Each line of the listing that contains the word "schools" is to be copied.

---- RECORDS PROVIDED

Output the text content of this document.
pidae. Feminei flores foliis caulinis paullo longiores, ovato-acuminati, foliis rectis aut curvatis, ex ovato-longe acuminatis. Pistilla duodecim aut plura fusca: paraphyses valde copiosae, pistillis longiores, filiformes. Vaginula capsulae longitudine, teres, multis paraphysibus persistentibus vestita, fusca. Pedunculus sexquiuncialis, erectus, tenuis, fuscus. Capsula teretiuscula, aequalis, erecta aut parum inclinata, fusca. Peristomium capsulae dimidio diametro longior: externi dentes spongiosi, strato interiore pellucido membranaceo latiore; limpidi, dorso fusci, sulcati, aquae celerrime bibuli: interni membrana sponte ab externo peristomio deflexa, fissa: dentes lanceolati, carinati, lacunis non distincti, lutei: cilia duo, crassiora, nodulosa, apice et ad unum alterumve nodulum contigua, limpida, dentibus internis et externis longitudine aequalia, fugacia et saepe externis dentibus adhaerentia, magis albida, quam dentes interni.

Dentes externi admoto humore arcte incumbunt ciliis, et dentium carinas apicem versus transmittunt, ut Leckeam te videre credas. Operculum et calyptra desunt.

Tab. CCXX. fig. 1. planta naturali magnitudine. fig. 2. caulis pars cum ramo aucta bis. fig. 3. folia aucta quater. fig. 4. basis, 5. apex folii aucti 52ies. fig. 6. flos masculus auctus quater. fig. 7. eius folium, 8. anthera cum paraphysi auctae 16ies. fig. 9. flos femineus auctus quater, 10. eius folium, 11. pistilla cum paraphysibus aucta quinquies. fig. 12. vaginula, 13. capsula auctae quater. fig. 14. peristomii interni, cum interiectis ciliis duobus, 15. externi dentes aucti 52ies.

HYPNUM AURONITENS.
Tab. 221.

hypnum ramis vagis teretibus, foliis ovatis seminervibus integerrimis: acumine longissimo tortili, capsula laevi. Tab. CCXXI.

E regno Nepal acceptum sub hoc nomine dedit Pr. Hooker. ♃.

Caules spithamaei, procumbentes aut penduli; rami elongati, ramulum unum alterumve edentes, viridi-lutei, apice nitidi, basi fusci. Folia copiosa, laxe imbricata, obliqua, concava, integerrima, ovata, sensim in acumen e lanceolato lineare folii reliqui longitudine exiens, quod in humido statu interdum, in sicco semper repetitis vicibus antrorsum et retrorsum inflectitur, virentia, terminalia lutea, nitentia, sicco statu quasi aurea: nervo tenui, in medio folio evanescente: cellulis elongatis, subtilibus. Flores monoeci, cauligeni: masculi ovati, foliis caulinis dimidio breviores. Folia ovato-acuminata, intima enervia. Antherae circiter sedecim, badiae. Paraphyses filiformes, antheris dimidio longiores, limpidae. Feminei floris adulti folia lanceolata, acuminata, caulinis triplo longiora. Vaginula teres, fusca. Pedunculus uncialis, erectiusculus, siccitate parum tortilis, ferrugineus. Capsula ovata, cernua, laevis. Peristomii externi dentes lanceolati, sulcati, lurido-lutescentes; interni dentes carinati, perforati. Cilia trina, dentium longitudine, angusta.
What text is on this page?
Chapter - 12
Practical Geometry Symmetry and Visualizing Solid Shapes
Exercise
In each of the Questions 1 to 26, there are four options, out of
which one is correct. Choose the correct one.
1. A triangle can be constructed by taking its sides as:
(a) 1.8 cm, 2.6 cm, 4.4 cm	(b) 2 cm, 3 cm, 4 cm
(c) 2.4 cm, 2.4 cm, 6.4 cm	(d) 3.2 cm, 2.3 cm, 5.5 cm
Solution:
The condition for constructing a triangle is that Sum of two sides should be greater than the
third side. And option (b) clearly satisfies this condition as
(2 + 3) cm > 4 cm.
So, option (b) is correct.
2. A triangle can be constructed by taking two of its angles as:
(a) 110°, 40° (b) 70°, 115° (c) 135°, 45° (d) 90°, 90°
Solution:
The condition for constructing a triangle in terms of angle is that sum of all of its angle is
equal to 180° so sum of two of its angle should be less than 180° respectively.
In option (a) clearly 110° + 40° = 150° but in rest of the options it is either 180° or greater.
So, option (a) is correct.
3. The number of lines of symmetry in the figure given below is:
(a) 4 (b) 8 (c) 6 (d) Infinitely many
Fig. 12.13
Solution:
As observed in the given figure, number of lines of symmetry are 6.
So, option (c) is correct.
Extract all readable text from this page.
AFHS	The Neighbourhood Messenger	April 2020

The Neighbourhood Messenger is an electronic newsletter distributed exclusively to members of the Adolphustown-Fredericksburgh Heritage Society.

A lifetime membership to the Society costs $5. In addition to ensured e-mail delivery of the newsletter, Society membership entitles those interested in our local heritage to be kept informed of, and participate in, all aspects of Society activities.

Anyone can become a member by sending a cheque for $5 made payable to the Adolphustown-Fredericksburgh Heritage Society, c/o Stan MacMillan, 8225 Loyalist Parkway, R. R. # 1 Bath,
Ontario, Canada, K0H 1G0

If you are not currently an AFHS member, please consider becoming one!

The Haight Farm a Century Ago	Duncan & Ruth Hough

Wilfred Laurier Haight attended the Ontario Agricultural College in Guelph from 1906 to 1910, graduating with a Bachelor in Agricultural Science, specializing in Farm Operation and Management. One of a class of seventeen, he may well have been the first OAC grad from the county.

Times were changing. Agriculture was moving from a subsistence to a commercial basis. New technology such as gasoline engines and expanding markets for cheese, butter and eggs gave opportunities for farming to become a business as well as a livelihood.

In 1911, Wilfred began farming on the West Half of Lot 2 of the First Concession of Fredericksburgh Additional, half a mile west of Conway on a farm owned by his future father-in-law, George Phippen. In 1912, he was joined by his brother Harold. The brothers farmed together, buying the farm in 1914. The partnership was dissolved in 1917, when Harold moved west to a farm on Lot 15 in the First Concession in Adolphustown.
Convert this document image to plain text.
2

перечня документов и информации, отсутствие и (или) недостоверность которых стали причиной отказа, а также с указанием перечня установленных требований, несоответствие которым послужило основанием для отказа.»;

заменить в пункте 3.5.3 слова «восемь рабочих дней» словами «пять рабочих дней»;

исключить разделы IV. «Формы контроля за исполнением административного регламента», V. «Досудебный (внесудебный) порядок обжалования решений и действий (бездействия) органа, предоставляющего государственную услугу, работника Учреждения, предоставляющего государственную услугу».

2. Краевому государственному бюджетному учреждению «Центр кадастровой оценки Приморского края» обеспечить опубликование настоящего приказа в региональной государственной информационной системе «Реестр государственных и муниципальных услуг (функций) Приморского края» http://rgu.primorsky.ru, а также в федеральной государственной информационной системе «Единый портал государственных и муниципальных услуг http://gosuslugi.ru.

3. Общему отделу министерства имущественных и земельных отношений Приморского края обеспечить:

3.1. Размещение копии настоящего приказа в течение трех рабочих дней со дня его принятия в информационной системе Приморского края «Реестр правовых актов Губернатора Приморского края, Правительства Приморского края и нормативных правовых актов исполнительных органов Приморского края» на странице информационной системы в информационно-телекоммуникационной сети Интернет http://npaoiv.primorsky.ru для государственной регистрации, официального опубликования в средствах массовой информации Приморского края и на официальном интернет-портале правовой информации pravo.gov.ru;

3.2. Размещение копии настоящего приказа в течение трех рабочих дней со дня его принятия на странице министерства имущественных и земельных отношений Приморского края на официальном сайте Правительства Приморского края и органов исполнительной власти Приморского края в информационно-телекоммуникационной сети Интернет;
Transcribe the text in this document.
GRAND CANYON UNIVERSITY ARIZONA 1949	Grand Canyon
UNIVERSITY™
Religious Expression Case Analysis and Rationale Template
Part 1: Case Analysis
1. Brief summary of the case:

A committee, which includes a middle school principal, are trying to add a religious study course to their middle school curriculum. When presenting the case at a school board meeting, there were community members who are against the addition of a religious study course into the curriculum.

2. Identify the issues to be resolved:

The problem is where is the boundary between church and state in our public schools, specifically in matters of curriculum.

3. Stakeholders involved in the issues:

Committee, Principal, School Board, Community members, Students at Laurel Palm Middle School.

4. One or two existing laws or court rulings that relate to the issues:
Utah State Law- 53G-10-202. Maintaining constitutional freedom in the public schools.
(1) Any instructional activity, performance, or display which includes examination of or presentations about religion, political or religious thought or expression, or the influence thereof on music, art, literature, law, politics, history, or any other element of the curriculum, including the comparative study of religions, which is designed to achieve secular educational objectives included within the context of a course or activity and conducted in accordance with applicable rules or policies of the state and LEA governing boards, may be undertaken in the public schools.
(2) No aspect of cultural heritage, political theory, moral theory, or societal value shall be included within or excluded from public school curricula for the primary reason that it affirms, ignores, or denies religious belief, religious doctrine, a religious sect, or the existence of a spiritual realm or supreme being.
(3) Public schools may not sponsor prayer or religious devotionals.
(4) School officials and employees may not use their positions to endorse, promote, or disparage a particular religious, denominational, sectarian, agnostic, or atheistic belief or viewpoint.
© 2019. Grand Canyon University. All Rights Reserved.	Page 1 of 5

--------

→ ANSWER TO THIS EXERCISE:
The problem is where is the boundary between church and state in our public schools, specifically in matters of curriculum.
Utah State Law- 53G-10-202. Maintaining constitutional freedom in the public schools.
(1) Any instructional activity, performance, or display which includes examination of or presentations about religion, political or religious thought or expression, or the influence thereof on music, art, literature, law, politics, history, or any other element of the curriculum, including the comparative study of religions, which is designed to achieve secular educational objectives included within the context of a course or activity and conducted in accordance with applicable rules or policies of the state and LEA governing boards, may be undertaken in the public schools.
(3) Public schools may not sponsor prayer or religious devotionals.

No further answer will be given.